◆ Objective
Where a line contains the string "this", copy that line.

◆ Records provided
──────────
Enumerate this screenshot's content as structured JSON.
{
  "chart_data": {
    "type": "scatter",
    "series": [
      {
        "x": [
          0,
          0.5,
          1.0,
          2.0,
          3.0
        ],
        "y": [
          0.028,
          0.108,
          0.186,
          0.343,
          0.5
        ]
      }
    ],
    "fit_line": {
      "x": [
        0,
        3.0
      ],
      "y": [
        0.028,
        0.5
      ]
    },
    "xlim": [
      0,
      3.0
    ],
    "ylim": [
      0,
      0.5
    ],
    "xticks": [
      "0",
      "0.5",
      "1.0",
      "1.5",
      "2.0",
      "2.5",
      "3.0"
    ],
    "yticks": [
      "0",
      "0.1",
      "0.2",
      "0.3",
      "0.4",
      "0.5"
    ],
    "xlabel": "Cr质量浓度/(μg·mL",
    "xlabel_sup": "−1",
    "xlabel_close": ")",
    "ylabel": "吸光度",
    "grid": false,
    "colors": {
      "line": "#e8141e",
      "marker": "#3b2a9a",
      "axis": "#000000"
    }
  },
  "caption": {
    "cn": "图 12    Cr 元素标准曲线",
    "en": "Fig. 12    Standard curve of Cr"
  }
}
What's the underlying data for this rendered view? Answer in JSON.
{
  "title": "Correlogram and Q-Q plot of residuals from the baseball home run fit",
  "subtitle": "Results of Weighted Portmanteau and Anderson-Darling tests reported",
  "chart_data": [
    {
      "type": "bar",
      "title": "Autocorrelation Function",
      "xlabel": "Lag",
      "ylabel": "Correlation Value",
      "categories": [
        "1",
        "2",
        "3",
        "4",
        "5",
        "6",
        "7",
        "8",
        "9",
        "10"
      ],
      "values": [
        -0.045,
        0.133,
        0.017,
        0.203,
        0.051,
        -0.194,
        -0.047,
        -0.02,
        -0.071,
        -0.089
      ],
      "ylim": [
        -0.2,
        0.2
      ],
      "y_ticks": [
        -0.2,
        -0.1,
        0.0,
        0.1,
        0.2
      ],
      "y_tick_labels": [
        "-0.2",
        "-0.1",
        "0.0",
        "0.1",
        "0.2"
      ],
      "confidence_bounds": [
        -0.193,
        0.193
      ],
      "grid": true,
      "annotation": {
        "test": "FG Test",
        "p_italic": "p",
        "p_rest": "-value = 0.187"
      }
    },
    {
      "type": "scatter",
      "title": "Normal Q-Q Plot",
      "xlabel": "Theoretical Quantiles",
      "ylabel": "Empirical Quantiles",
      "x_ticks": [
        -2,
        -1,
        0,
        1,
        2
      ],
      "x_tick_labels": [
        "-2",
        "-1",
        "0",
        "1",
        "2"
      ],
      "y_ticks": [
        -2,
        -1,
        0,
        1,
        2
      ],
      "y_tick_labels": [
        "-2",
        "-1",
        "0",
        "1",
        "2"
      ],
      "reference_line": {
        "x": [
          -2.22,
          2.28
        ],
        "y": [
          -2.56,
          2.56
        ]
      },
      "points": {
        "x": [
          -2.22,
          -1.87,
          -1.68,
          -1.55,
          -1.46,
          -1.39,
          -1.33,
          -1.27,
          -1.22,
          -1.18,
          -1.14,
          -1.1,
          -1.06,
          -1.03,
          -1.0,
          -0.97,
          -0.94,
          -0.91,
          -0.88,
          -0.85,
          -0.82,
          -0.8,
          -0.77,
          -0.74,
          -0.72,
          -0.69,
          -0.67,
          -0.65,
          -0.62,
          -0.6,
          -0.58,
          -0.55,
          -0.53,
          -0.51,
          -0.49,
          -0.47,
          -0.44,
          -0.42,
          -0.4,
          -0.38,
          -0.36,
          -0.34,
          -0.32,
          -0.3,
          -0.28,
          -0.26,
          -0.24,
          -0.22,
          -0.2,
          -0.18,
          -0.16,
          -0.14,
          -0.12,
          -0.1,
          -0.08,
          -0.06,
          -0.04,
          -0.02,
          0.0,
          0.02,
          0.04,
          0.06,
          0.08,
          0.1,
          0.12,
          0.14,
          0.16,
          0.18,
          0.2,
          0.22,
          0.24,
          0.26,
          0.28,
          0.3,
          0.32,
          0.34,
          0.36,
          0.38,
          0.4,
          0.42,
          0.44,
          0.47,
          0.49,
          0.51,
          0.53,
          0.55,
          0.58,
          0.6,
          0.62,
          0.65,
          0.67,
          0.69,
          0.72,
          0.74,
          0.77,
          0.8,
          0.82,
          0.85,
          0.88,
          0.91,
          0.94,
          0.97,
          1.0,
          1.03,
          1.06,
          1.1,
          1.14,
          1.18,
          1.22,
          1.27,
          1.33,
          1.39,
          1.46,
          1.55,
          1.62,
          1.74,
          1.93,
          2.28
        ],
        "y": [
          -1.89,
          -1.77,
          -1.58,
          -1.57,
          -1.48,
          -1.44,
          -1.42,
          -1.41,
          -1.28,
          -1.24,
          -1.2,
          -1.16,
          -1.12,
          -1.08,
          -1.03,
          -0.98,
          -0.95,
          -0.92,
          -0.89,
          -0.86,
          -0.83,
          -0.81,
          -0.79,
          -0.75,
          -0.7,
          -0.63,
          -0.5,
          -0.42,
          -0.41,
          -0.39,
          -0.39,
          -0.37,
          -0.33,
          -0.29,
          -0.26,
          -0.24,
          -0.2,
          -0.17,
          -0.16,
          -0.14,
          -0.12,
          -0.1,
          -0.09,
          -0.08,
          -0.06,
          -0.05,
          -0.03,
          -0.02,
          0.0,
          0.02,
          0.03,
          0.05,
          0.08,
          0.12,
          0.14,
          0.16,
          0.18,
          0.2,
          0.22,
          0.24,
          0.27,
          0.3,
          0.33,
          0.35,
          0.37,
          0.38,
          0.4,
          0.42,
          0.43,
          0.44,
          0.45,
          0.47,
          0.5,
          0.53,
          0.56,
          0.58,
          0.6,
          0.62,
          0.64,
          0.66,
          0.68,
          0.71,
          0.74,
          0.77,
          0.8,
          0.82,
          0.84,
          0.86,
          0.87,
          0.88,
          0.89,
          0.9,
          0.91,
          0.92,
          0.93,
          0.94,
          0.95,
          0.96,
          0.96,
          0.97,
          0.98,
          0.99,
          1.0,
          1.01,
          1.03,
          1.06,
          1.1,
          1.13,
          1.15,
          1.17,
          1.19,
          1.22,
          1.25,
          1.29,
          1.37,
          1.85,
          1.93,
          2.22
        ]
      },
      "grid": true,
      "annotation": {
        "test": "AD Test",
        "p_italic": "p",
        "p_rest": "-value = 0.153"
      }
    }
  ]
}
──────────
◆ The completed task
Enumerate this screenshot's content as structured JSON.
What's the underlying data for this rendered view? Answer in JSON.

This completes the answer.